» **What needs to be done**
Quote the data below in full, minus the images.

» **Source data**
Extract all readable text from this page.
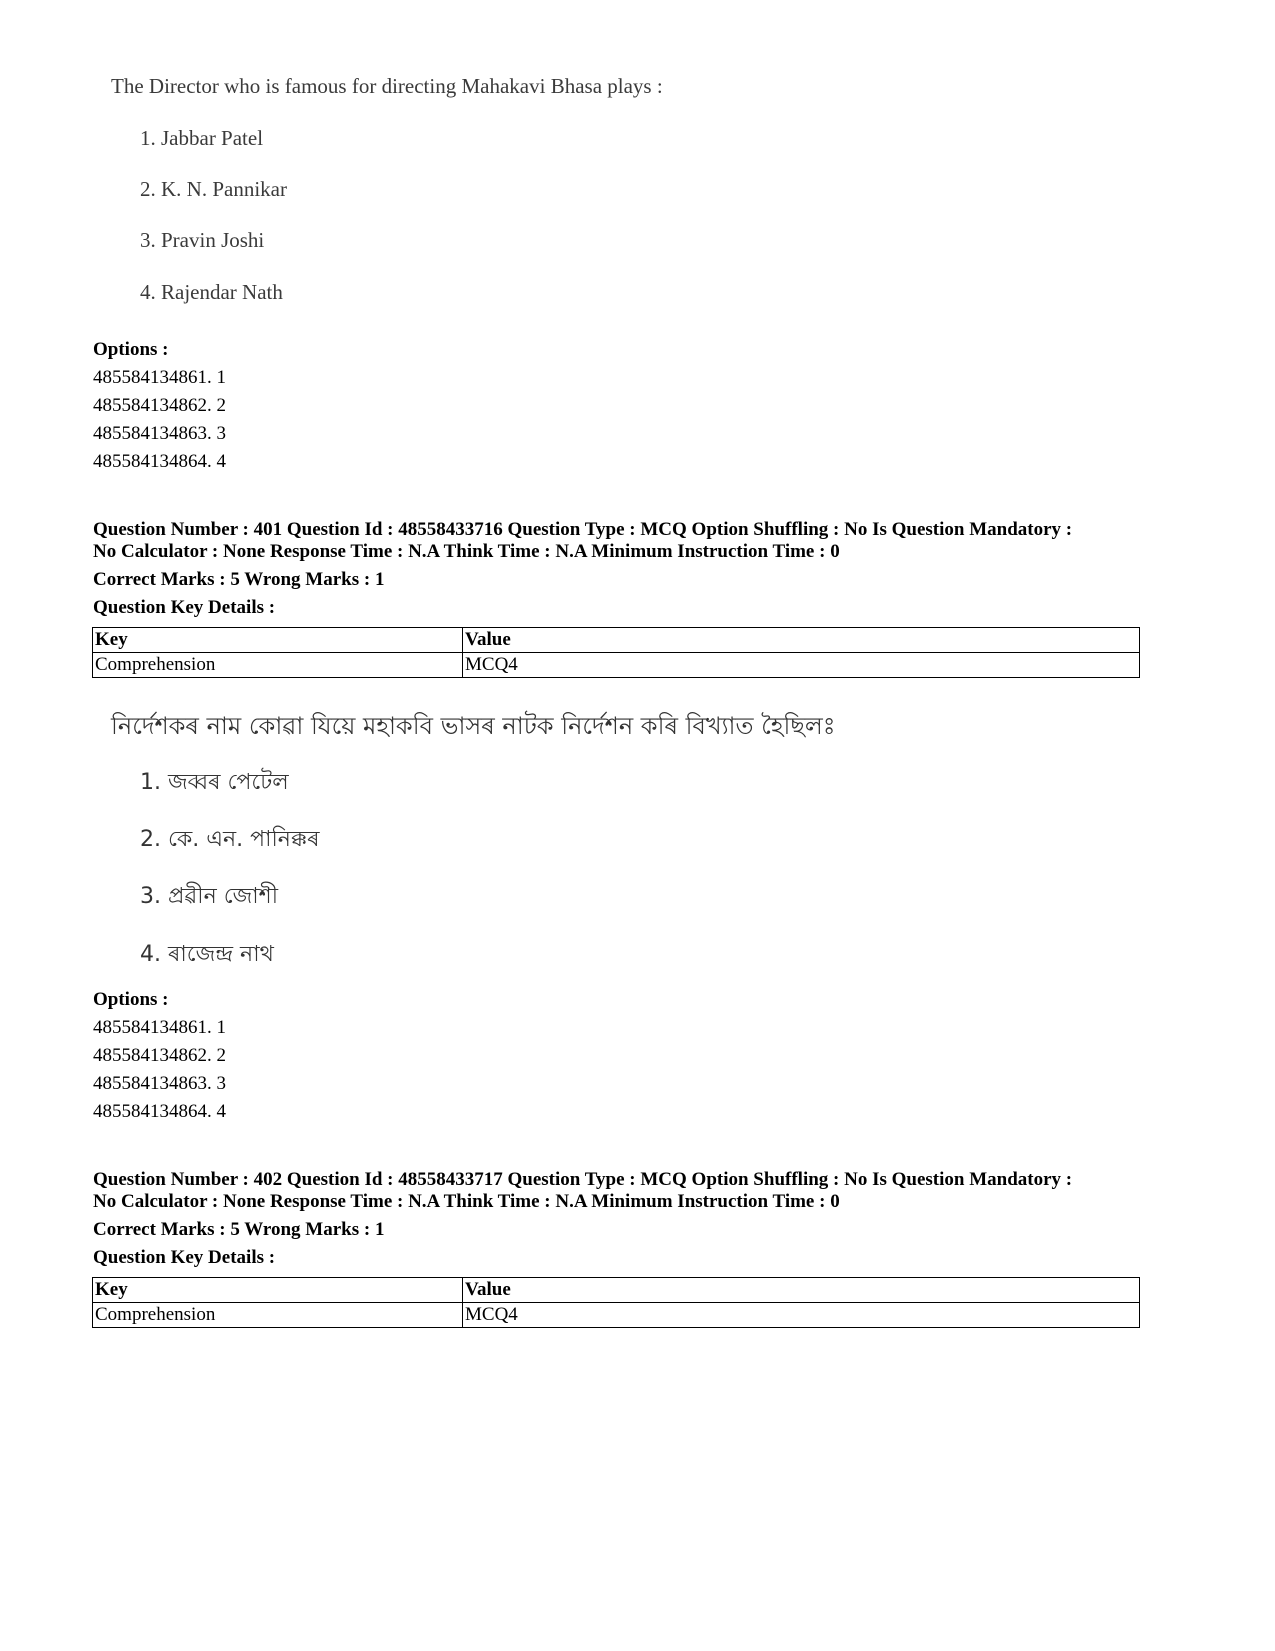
The Director who is famous for directing Mahakavi Bhasa plays :
1. Jabbar Patel
2. K. N. Pannikar
3. Pravin Joshi
4. Rajendar Nath
Options :
485584134861. 1
485584134862. 2
485584134863. 3
485584134864. 4
Question Number : 401 Question Id : 48558433716 Question Type : MCQ Option Shuffling : No Is Question Mandatory :
No Calculator : None Response Time : N.A Think Time : N.A Minimum Instruction Time : 0
Correct Marks : 5 Wrong Marks : 1
Question Key Details :
Key	Value
Comprehension	MCQ4
নিৰ্দেশকৰ নাম কোৱা যিয়ে মহাকবি ভাসৰ নাটক নিৰ্দেশন কৰি বিখ্যাত হৈছিলঃ
1. জব্বৰ পেটেল
2. কে. এন. পানিক্কৰ
3. প্ৰৱীন জোশী
4. ৰাজেন্দ্ৰ নাথ
Options :
485584134861. 1
485584134862. 2
485584134863. 3
485584134864. 4
Question Number : 402 Question Id : 48558433717 Question Type : MCQ Option Shuffling : No Is Question Mandatory :
No Calculator : None Response Time : N.A Think Time : N.A Minimum Instruction Time : 0
Correct Marks : 5 Wrong Marks : 1
Question Key Details :
Key	Value
Comprehension	MCQ4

» **Task result**
Extract all readable text from this page.
The Director who is famous for directing Mahakavi Bhasa plays :
1. Jabbar Patel
2. K. N. Pannikar
3. Pravin Joshi
4. Rajendar Nath
Options :
485584134861. 1
485584134862. 2
485584134863. 3
485584134864. 4
Question Number : 401 Question Id : 48558433716 Question Type : MCQ Option Shuffling : No Is Question Mandatory :
No Calculator : None Response Time : N.A Think Time : N.A Minimum Instruction Time : 0
Correct Marks : 5 Wrong Marks : 1
Question Key Details :
Key	Value
Comprehension	MCQ4
নিৰ্দেশকৰ নাম কোৱা যিয়ে মহাকবি ভাসৰ নাটক নিৰ্দেশন কৰি বিখ্যাত হৈছিলঃ
1. জব্বৰ পেটেল
2. কে. এন. পানিক্কৰ
3. প্ৰৱীন জোশী
4. ৰাজেন্দ্ৰ নাথ
Options :
485584134861. 1
485584134862. 2
485584134863. 3
485584134864. 4
Question Number : 402 Question Id : 48558433717 Question Type : MCQ Option Shuffling : No Is Question Mandatory :
No Calculator : None Response Time : N.A Think Time : N.A Minimum Instruction Time : 0
Correct Marks : 5 Wrong Marks : 1
Question Key Details :
Key	Value
Comprehension	MCQ4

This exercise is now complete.